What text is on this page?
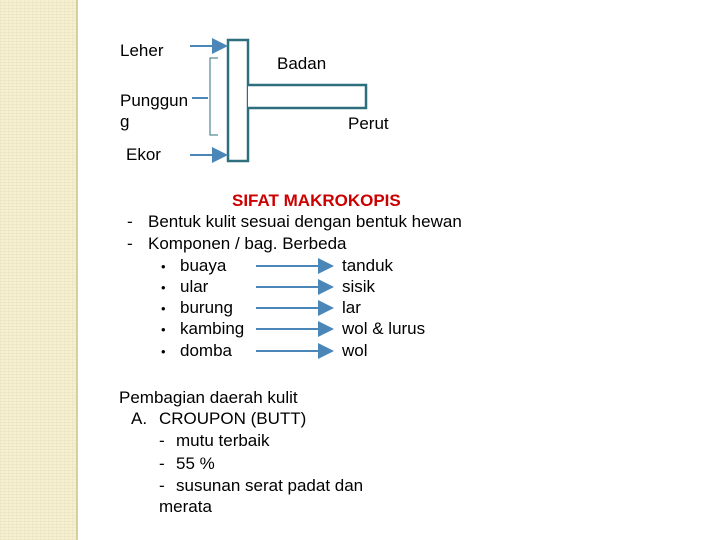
Leher
Badan
Punggun
g	Perut
Ekor
SIFAT MAKROKOPIS
- Bentuk kulit sesuai dengan bentuk hewan
- Komponen / bag. Berbeda
• buaya	tanduk
• ular	sisik
• burung	lar
• kambing	wol & lurus
• domba	wol
Pembagian daerah kulit
A. CROUPON (BUTT)
- mutu terbaik
- 55 %
- susunan serat padat dan
merata
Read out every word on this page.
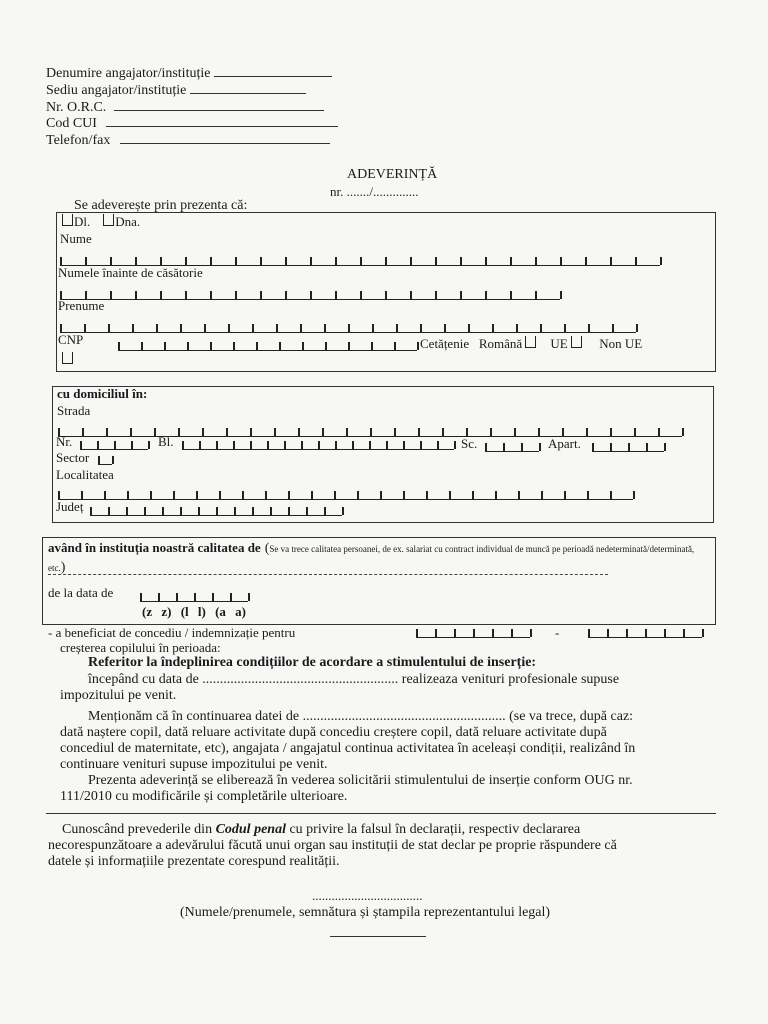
Denumire angajator/instituție
Sediu angajator/instituție
Nr. O.R.C.
Cod CUI
Telefon/fax
ADEVERINȚĂ
nr. ......./..............
Se adeverește prin prezenta că:
Dl. Dna.
Nume
Numele înainte de căsătorie
Prenume
CNP	Cetățenie Română UE Non UE
cu domiciliul în:
Strada
Nr.	Bl.	Sc.	Apart.
Sector
Localitatea
Județ
având în instituția noastră calitatea de (Se va trece calitatea persoanei, de ex. salariat cu contract individual de muncă pe perioadă nedeterminată/determinată, etc.)
de la data de
(z z) (l l) (a a)
- a beneficiat de concediu / indemnizație pentru
creșterea copilului în perioada:
-
Referitor la îndeplinirea condițiilor de acordare a stimulentului de inserție:
începând cu data de ........................................................ realizeaza venituri profesionale supuse
impozitului pe venit.
Menționăm că în continuarea datei de .......................................................... (se va trece, după caz:
dată naștere copil, dată reluare activitate după concediu creștere copil, dată reluare activitate după
concediul de maternitate, etc), angajata / angajatul continua activitatea în aceleași condiții, realizând în
continuare venituri supuse impozitului pe venit.
Prezenta adeverință se eliberează în vederea solicitării stimulentului de inserție conform OUG nr.
111/2010 cu modificările și completările ulterioare.
Cunoscând prevederile din Codul penal cu privire la falsul în declarații, respectiv declararea
necorespunzătoare a adevărului făcută unui organ sau instituții de stat declar pe proprie răspundere că
datele și informațiile prezentate corespund realității.
..................................
(Numele/prenumele, semnătura și ștampila reprezentantului legal)
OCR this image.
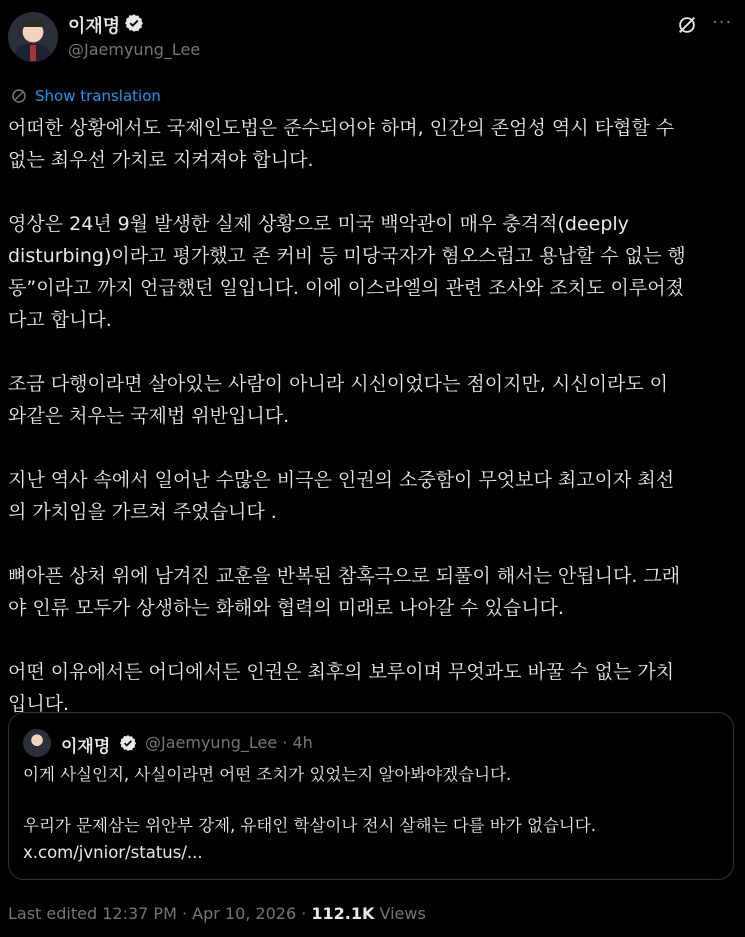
이재명
@Jaemyung_Lee
···
Show translation

어떠한 상황에서도 국제인도법은 준수되어야 하며, 인간의 존엄성 역시 타협할 수
없는 최우선 가치로 지켜져야 합니다.

영상은 24년 9월 발생한 실제 상황으로 미국 백악관이 매우 충격적(deeply
disturbing)이라고 평가했고 존 커비 등 미당국자가 혐오스럽고 용납할 수 없는 행
동”이라고 까지 언급했던 일입니다. 이에 이스라엘의 관련 조사와 조치도 이루어졌
다고 합니다.

조금 다행이라면 살아있는 사람이 아니라 시신이었다는 점이지만, 시신이라도 이
와같은 처우는 국제법 위반입니다.

지난 역사 속에서 일어난 수많은 비극은 인권의 소중함이 무엇보다 최고이자 최선
의 가치임을 가르쳐 주었습니다 .

뼈아픈 상처 위에 남겨진 교훈을 반복된 참혹극으로 되풀이 해서는 안됩니다. 그래
야 인류 모두가 상생하는 화해와 협력의 미래로 나아갈 수 있습니다.

어떤 이유에서든 어디에서든 인권은 최후의 보루이며 무엇과도 바꿀 수 없는 가치
입니다.

이재명 @Jaemyung_Lee · 4h
이게 사실인지, 사실이라면 어떤 조치가 있었는지 알아봐야겠습니다.
우리가 문제삼는 위안부 강제, 유태인 학살이나 전시 살해는 다를 바가 없습니다.
x.com/jvnior/status/...
Last edited 12:37 PM · Apr 10, 2026 · 112.1K Views
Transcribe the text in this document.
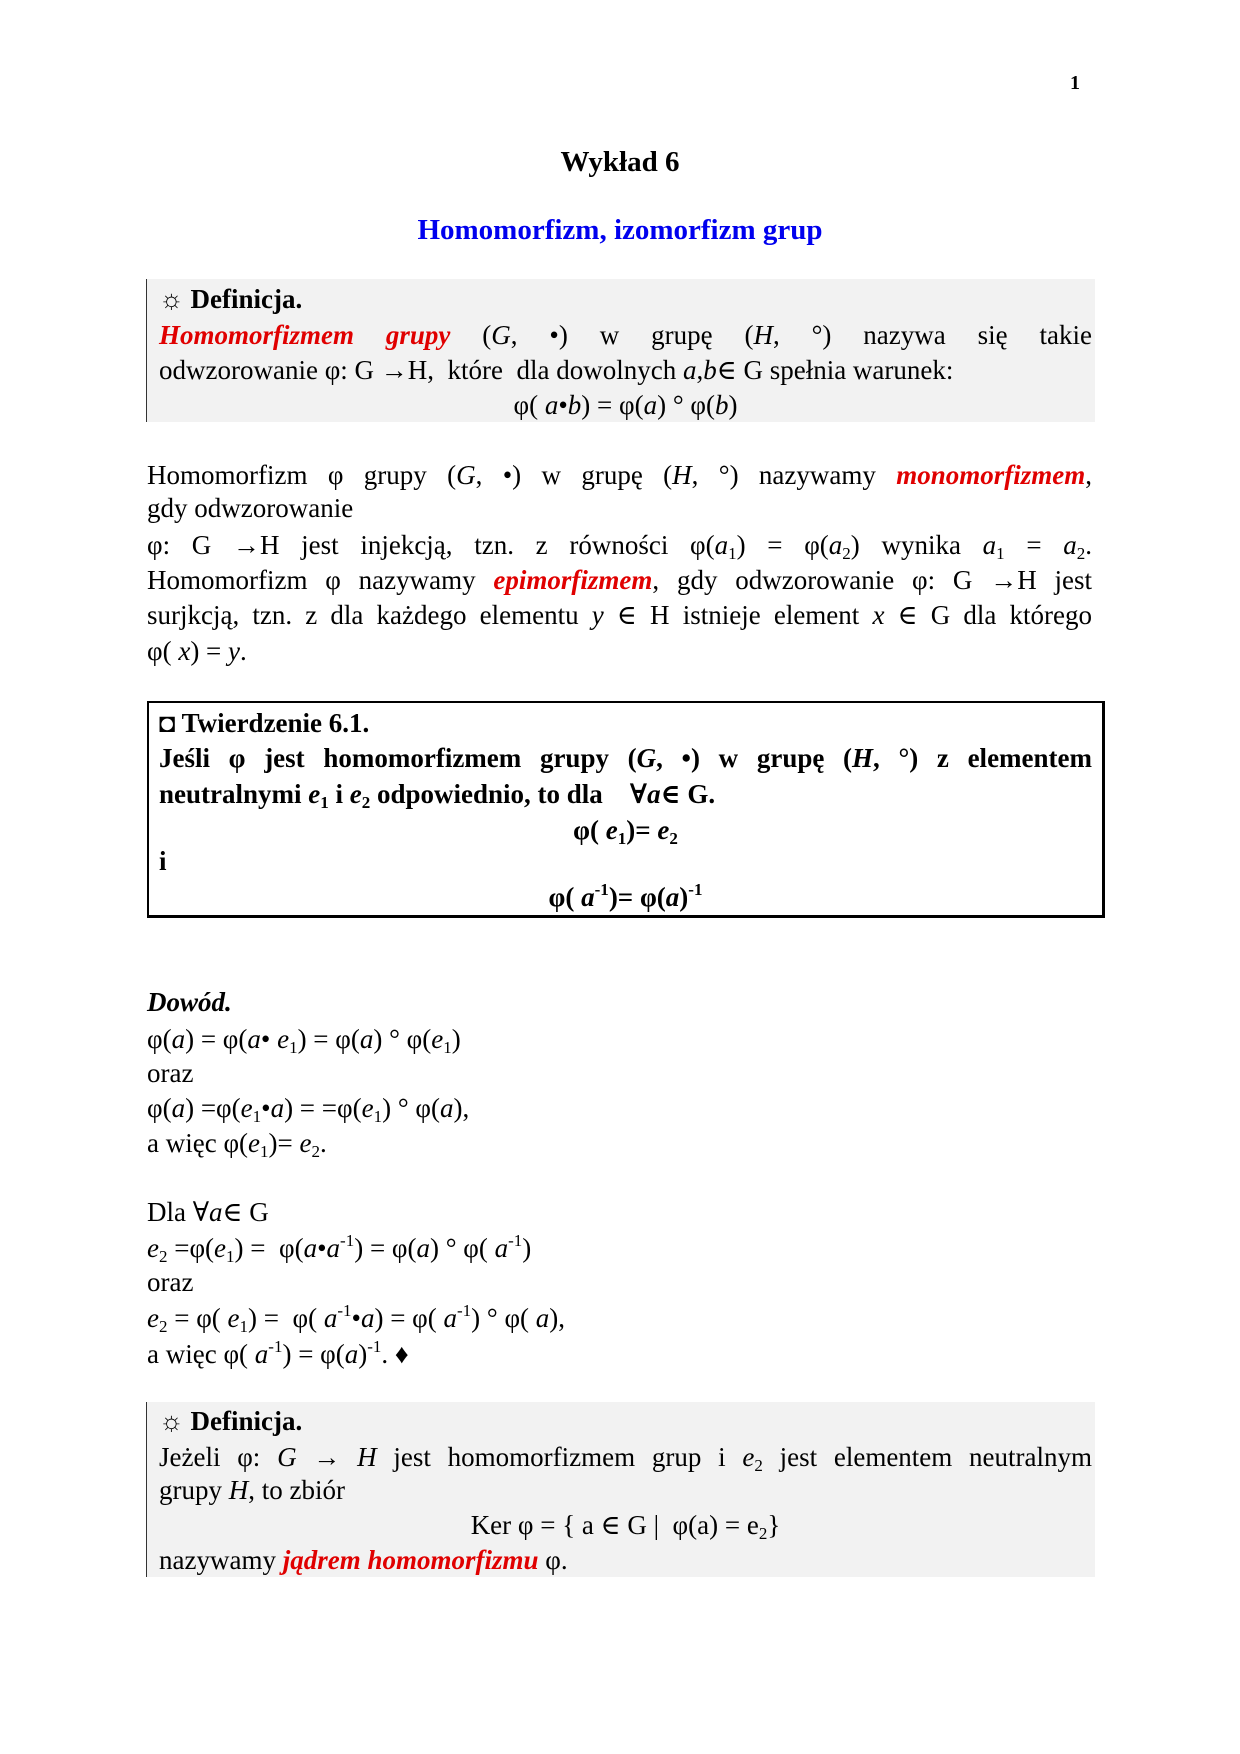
1
Wykład 6
Homomorfizm, izomorfizm grup
☼ Definicja.
Homomorfizmem grupy (G, •) w grupę (H, °) nazywa się takie
odwzorowanie φ: G →H,  które  dla dowolnych a,b∈ G spełnia warunek:
φ( a•b) = φ(a) ° φ(b)
Homomorfizm φ grupy (G, •) w grupę (H, °) nazywamy monomorfizmem,
gdy odwzorowanie
φ: G →H jest injekcją, tzn. z równości $\varphi(a_1) = \varphi(a_2)$ wynika $a_1 = a_2$.
Homomorfizm φ nazywamy epimorfizmem, gdy odwzorowanie φ: G →H jest
surjkcją, tzn. z dla każdego elementu y ∈ H istnieje element x ∈ G dla którego
φ( x) = y.
◘ Twierdzenie 6.1.
Jeśli φ jest homomorfizmem grupy (G, •) w grupę (H, °) z elementem
neutralnymi $e_1$ i $e_2$ odpowiednio, to dla    ∀a∈ G.
φ( $e_1)= e_2$
i
φ( $a^{-1})= \varphi(a)^{-1}$
Dowód.
φ(a) = φ(a• $e_1) = \varphi(a)$ ° $\varphi(e_1)$
oraz
$\varphi(a) =\varphi(e_1•a) = =\varphi(e_1)$ ° φ(a),
a więc $\varphi(e_1)= e_2$.
Dla ∀a∈ G
$e_2 =\varphi(e_1)$ =  $\varphi(a•a^{-1}) = \varphi(a)$ ° φ( $a^{-1}$)
oraz
$e_2 = \varphi$( $e_1) = \varphi$( $a^{-1}•a) = \varphi$( $a^{-1}$) ° φ( a),
a więc φ( $a^{-1}) = \varphi(a)^{-1}$. ♦
☼ Definicja.
Jeżeli φ: G → H jest homomorfizmem grup i $e_2$ jest elementem neutralnym
grupy H, to zbiór
Ker φ = { a ∈ G |  $\varphi(a) = e_2$}
nazywamy jądrem homomorfizmu φ.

********

** WHAT IS BEING ASKED **
Your task is to pick out every line with the string "impozitului" and copy it.

** FULL OUTPUT **
impozitului pe venit.
continuare venituri supuse impozitului pe venit.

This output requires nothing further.